Work request: State the number of lines in these records that include the word "panel", and add nothing to it.

*** Exercise inputs ***

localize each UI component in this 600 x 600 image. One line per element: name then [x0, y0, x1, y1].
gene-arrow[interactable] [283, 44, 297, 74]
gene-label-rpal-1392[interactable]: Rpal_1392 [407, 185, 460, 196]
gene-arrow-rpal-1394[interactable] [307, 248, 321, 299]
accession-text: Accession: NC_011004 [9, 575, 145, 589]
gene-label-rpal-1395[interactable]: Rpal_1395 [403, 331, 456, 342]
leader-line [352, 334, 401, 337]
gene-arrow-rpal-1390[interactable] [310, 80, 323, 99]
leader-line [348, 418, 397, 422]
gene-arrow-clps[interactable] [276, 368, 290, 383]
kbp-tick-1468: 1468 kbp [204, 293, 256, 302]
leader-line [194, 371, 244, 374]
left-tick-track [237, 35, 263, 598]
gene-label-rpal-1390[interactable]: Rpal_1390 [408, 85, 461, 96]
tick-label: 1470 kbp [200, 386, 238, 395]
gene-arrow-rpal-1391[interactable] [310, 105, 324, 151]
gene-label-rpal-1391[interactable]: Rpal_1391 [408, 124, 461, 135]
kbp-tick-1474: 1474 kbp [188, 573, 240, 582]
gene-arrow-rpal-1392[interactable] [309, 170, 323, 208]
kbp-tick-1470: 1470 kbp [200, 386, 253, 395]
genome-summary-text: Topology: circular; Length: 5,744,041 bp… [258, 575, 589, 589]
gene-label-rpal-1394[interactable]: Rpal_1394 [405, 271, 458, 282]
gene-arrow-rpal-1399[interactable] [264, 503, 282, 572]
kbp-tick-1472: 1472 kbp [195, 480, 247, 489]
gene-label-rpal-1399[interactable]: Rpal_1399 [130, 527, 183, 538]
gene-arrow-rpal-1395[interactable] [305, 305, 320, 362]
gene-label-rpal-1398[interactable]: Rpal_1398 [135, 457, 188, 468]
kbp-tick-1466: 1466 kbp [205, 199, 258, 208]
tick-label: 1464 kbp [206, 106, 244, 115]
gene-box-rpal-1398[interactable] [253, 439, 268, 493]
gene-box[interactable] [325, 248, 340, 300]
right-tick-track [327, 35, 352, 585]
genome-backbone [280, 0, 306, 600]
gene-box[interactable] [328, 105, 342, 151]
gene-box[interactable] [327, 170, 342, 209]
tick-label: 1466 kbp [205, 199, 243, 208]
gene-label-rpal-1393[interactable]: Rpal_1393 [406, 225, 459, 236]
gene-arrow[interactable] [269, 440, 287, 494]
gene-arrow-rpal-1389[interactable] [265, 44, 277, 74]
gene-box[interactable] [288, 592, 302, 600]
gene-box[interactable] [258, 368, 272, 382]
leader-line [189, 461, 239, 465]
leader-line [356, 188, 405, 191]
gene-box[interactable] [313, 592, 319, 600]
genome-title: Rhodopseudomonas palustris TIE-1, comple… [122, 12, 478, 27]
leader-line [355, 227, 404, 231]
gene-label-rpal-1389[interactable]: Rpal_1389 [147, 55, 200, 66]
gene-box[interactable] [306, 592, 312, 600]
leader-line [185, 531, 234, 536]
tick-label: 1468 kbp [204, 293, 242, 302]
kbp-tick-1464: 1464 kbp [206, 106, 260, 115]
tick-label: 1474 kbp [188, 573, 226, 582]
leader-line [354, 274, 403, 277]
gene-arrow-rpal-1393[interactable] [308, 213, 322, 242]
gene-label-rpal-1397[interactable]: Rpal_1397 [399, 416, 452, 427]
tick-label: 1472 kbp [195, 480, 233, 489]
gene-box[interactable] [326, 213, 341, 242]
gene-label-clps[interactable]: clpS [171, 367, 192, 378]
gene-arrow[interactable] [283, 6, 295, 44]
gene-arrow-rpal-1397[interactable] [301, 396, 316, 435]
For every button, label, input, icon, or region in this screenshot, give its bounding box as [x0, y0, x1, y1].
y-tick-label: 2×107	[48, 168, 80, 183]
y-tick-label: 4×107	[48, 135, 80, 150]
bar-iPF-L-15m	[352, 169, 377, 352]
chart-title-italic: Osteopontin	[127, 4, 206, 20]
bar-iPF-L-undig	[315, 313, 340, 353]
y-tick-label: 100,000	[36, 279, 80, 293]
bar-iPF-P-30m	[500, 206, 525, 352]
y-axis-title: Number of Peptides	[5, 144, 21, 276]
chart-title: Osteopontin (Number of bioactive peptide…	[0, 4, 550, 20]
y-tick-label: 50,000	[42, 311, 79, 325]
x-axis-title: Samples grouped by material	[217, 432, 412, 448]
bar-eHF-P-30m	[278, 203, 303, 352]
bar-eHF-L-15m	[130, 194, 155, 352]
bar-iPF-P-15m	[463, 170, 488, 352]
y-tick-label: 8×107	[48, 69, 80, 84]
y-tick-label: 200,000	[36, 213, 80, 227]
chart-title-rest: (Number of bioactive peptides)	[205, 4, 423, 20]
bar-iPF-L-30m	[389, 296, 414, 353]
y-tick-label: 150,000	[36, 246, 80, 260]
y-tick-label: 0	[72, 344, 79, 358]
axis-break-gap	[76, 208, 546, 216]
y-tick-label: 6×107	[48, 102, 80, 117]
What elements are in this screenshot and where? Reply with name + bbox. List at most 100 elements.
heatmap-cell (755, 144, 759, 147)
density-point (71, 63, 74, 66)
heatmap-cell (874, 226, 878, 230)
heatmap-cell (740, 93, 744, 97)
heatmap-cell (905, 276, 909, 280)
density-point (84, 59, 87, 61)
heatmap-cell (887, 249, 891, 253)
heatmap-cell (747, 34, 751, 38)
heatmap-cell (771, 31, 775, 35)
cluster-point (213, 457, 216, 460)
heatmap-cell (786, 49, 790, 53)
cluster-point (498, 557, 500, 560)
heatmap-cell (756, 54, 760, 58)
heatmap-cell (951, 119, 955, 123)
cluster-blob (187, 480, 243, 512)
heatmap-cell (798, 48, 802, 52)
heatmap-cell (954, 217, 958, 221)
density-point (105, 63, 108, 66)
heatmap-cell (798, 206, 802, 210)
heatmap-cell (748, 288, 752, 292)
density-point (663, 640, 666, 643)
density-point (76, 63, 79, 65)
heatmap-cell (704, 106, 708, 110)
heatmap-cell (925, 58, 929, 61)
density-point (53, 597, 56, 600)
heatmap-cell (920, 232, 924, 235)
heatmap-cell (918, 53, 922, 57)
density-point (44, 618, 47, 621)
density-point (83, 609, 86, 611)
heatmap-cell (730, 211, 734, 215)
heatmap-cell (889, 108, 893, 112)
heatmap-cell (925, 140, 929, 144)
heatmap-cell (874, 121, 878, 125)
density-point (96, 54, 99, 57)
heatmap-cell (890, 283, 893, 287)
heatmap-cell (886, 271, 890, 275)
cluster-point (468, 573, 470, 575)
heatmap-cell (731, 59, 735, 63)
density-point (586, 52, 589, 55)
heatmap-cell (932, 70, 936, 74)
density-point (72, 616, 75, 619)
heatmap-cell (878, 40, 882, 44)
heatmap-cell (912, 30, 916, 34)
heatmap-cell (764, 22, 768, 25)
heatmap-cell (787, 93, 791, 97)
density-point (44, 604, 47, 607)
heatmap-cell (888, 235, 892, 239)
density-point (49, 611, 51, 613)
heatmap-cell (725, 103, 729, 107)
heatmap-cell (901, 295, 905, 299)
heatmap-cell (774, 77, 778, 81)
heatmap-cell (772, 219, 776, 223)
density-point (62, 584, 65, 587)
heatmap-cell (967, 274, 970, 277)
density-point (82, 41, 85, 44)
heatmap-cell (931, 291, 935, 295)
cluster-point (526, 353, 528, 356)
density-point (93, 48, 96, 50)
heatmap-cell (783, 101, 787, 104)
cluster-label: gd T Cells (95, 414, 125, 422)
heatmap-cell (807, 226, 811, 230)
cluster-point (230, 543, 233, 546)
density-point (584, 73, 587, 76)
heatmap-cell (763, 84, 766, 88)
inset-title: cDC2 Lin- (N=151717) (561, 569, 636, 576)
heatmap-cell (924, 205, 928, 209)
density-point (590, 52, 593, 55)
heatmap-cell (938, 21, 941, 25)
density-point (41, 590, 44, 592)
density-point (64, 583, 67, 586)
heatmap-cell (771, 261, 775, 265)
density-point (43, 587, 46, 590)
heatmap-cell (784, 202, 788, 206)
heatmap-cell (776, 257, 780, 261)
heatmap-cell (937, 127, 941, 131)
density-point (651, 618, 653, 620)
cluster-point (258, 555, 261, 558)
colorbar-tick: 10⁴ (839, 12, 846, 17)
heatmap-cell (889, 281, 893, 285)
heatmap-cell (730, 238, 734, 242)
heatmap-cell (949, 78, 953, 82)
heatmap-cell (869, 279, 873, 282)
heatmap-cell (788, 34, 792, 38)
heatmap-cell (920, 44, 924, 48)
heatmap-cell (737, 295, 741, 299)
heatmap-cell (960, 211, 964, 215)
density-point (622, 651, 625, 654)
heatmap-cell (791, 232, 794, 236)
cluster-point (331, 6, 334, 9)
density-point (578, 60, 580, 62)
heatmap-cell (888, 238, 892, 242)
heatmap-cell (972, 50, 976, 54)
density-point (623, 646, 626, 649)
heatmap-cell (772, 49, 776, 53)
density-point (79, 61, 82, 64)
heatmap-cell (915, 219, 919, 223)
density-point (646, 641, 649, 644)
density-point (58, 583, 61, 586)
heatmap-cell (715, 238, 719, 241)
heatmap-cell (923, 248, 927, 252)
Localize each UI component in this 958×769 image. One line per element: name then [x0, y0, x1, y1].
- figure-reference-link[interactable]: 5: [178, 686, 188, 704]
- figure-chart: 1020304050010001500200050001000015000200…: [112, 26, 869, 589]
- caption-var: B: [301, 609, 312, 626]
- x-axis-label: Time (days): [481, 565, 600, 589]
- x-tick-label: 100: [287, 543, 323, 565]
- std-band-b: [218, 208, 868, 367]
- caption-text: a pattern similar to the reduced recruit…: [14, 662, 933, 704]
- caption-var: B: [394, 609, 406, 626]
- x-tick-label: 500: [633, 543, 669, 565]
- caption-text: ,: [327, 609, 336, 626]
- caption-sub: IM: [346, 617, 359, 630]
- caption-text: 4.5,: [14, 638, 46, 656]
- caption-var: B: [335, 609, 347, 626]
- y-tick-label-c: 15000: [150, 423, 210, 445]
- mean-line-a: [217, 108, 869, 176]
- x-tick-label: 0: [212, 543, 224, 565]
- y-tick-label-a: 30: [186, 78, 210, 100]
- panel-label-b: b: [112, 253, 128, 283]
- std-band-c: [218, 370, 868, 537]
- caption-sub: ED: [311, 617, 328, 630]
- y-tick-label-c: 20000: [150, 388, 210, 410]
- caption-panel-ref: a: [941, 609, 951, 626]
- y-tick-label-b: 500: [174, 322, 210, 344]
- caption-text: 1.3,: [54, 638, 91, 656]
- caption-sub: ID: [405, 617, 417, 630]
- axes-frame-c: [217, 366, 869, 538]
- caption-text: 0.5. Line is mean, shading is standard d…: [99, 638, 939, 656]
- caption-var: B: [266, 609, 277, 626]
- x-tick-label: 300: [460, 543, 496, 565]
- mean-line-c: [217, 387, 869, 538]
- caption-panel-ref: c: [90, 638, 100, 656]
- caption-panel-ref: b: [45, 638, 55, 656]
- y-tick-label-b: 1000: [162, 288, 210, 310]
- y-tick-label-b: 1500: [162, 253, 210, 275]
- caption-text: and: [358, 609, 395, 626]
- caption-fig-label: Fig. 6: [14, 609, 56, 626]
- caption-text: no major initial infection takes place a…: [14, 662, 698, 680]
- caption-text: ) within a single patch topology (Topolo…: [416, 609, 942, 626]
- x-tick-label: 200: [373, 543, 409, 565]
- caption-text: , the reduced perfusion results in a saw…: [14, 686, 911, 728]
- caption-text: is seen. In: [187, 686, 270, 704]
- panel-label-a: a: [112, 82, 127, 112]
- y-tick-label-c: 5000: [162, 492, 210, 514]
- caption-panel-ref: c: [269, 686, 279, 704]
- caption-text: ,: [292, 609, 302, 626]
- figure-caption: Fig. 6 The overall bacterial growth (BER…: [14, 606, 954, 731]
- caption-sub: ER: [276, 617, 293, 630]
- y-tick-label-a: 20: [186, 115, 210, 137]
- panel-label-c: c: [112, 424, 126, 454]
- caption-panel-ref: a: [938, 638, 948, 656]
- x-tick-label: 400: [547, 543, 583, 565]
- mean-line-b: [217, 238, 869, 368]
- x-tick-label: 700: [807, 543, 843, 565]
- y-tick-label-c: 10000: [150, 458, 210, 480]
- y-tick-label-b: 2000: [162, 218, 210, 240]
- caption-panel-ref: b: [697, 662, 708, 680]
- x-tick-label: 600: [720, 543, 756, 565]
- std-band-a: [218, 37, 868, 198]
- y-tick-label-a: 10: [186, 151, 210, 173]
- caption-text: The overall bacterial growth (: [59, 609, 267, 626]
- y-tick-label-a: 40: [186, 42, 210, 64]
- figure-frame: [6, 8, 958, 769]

*** End of Exercise inputs ***

Result for this task: 9